Copy down every line where the string "rings" shows up.
┌─ Dataset records
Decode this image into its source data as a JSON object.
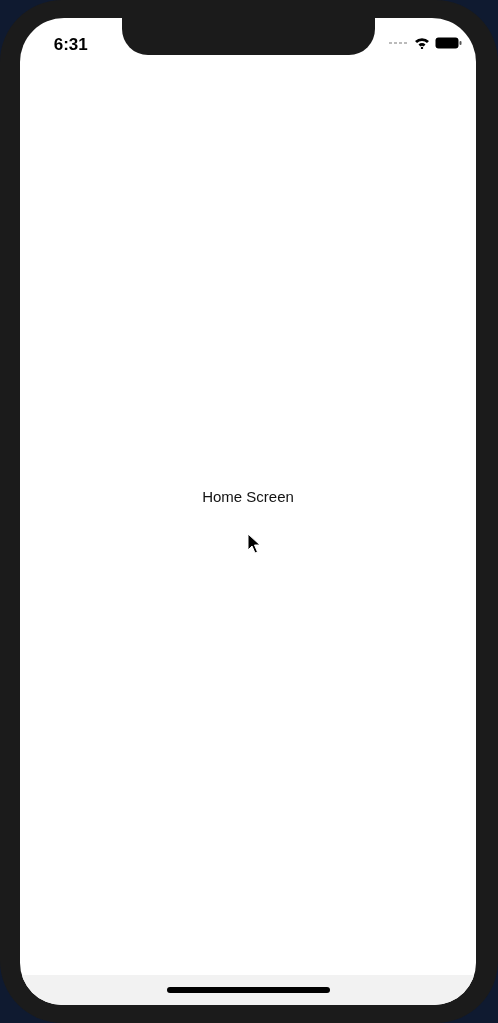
{
  "status_bar": {
    "time": "6:31"
  },
  "screen": {
    "title": "Home Screen"
  }
}
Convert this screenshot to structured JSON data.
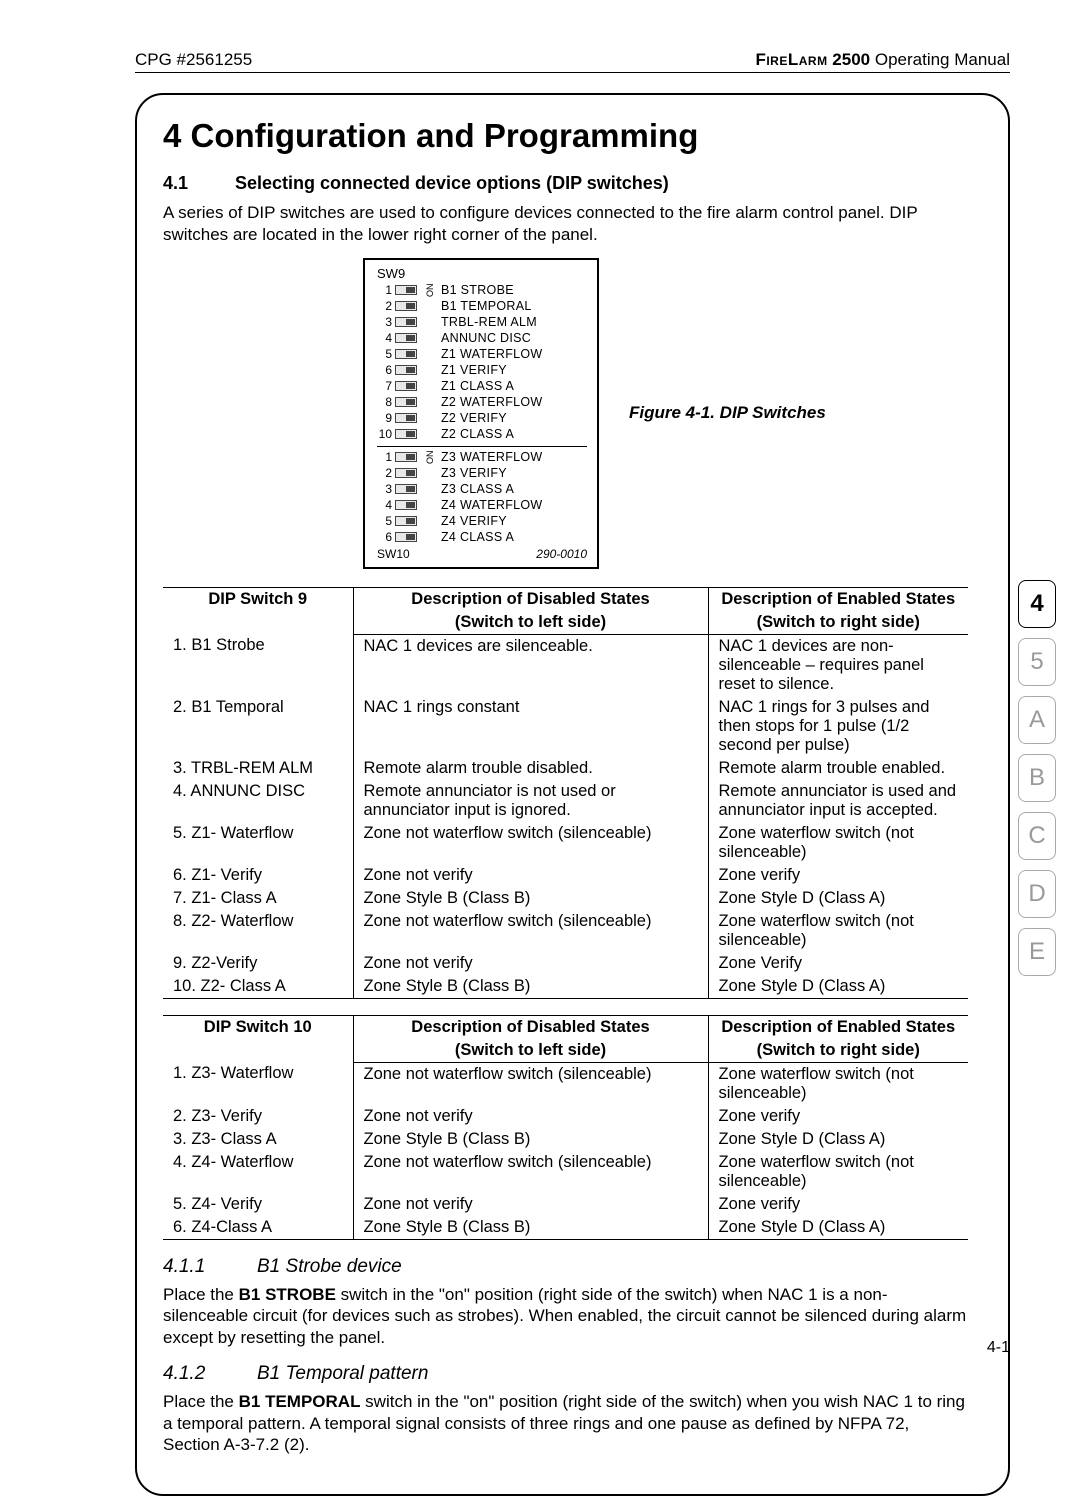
{
  "header": {
    "left": "CPG #2561255",
    "right_smallcaps": "FireLarm",
    "right_bold": " 2500",
    "right_rest": " Operating Manual"
  },
  "chapter_title": "4 Configuration and Programming",
  "section_4_1": {
    "num": "4.1",
    "title": "Selecting connected device options (DIP switches)",
    "para": "A series of DIP switches are used to configure devices connected to the fire alarm control panel. DIP switches are located in the lower right corner of the panel."
  },
  "figure": {
    "top_label": "SW9",
    "on_label": "ON",
    "block1": [
      {
        "n": "1",
        "label": "B1 STROBE"
      },
      {
        "n": "2",
        "label": "B1 TEMPORAL"
      },
      {
        "n": "3",
        "label": "TRBL-REM ALM"
      },
      {
        "n": "4",
        "label": "ANNUNC DISC"
      },
      {
        "n": "5",
        "label": "Z1 WATERFLOW"
      },
      {
        "n": "6",
        "label": "Z1 VERIFY"
      },
      {
        "n": "7",
        "label": "Z1 CLASS A"
      },
      {
        "n": "8",
        "label": "Z2 WATERFLOW"
      },
      {
        "n": "9",
        "label": "Z2 VERIFY"
      },
      {
        "n": "10",
        "label": "Z2 CLASS A"
      }
    ],
    "block2": [
      {
        "n": "1",
        "label": "Z3 WATERFLOW"
      },
      {
        "n": "2",
        "label": "Z3 VERIFY"
      },
      {
        "n": "3",
        "label": "Z3 CLASS A"
      },
      {
        "n": "4",
        "label": "Z4 WATERFLOW"
      },
      {
        "n": "5",
        "label": "Z4 VERIFY"
      },
      {
        "n": "6",
        "label": "Z4 CLASS A"
      }
    ],
    "bottom_label": "SW10",
    "bottom_code": "290-0010",
    "caption": "Figure 4-1. DIP Switches"
  },
  "table1": {
    "h1": "DIP Switch  9",
    "h2a": "Description of Disabled States",
    "h2b": "(Switch to left side)",
    "h3a": "Description of Enabled States",
    "h3b": "(Switch to right side)",
    "rows": [
      {
        "c1": "1.  B1 Strobe",
        "c2": "NAC 1 devices are silenceable.",
        "c3": "NAC 1 devices are non-silenceable – requires panel reset to silence."
      },
      {
        "c1": "2.  B1 Temporal",
        "c2": "NAC 1 rings constant",
        "c3": "NAC 1 rings for 3 pulses and then stops for 1 pulse (1/2 second per pulse)"
      },
      {
        "c1": "3.  TRBL-REM ALM",
        "c2": "Remote alarm trouble disabled.",
        "c3": "Remote alarm trouble enabled."
      },
      {
        "c1": "4.  ANNUNC DISC",
        "c2": "Remote annunciator is not used or annunciator input is ignored.",
        "c3": "Remote annunciator is used and annunciator input is accepted."
      },
      {
        "c1": "5.  Z1- Waterflow",
        "c2": "Zone not waterflow switch (silenceable)",
        "c3": "Zone waterflow switch (not silenceable)"
      },
      {
        "c1": "6.  Z1- Verify",
        "c2": "Zone not verify",
        "c3": "Zone verify"
      },
      {
        "c1": "7.  Z1- Class A",
        "c2": "Zone Style B (Class B)",
        "c3": "Zone Style D (Class A)"
      },
      {
        "c1": "8.  Z2- Waterflow",
        "c2": "Zone not waterflow switch (silenceable)",
        "c3": "Zone waterflow  switch (not silenceable)"
      },
      {
        "c1": "9.  Z2-Verify",
        "c2": "Zone not verify",
        "c3": "Zone Verify"
      },
      {
        "c1": "10. Z2- Class A",
        "c2": "Zone Style B (Class B)",
        "c3": "Zone Style D (Class A)"
      }
    ]
  },
  "table2": {
    "h1": "DIP Switch 10",
    "h2a": "Description of Disabled States",
    "h2b": "(Switch to left side)",
    "h3a": "Description of Enabled States",
    "h3b": "(Switch to right side)",
    "rows": [
      {
        "c1": "1. Z3- Waterflow",
        "c2": "Zone not waterflow switch (silenceable)",
        "c3": "Zone waterflow switch (not silenceable)"
      },
      {
        "c1": "2. Z3- Verify",
        "c2": "Zone not verify",
        "c3": "Zone verify"
      },
      {
        "c1": "3. Z3- Class A",
        "c2": "Zone Style B (Class B)",
        "c3": "Zone Style D (Class A)"
      },
      {
        "c1": "4. Z4- Waterflow",
        "c2": "Zone not waterflow switch (silenceable)",
        "c3": "Zone waterflow switch (not silenceable)"
      },
      {
        "c1": "5. Z4- Verify",
        "c2": "Zone not verify",
        "c3": "Zone verify"
      },
      {
        "c1": "6. Z4-Class A",
        "c2": "Zone Style B (Class B)",
        "c3": "Zone Style D (Class A)"
      }
    ]
  },
  "subsection_411": {
    "num": "4.1.1",
    "title": "B1 Strobe device",
    "para_pre": "Place the ",
    "para_bold": "B1 STROBE",
    "para_post": " switch in the \"on\" position (right side of the switch) when NAC 1 is a non-silenceable circuit (for devices such as strobes). When enabled, the circuit cannot be silenced during alarm except by resetting the panel."
  },
  "subsection_412": {
    "num": "4.1.2",
    "title": "B1 Temporal pattern",
    "para_pre": "Place the ",
    "para_bold": "B1 TEMPORAL",
    "para_post": " switch in the \"on\" position (right side of the switch) when you wish NAC 1 to ring a temporal pattern. A temporal signal consists of three rings and one pause as defined by NFPA 72, Section A-3-7.2 (2)."
  },
  "tabs": [
    "4",
    "5",
    "A",
    "B",
    "C",
    "D",
    "E"
  ],
  "active_tab": "4",
  "page_number": "4-1"
}
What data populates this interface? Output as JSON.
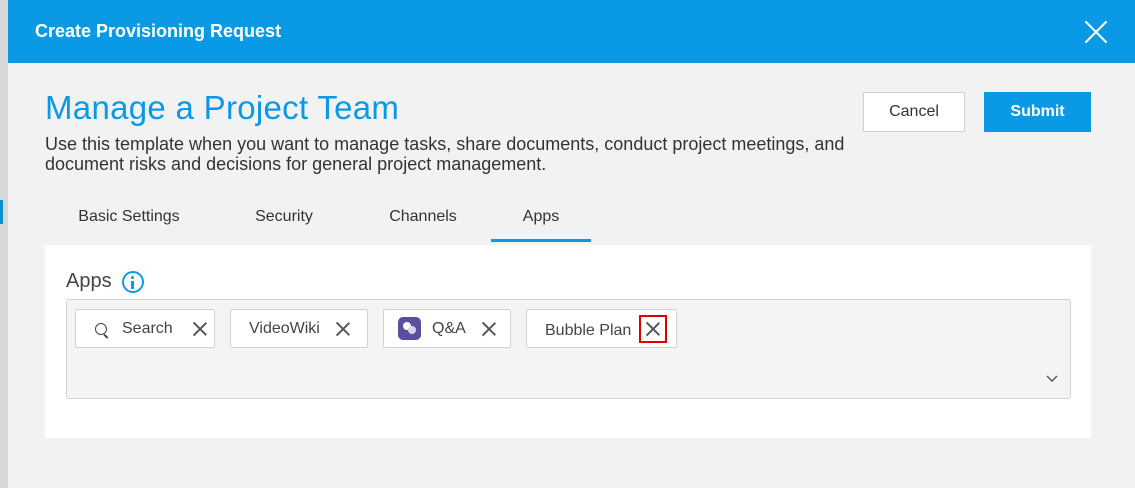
└─
→ Solution below:
        "c2": "NAC 1 rings constant",
        "c3": "NAC 1 rings for 3 pulses and then stops for 1 pulse (1/2 second per pulse)"
    "para_post": " switch in the \"on\" position (right side of the switch) when you wish NAC 1 to ring a temporal pattern. A temporal signal consists of three rings and one pause as defined by NFPA 72, Section A-3-7.2 (2)."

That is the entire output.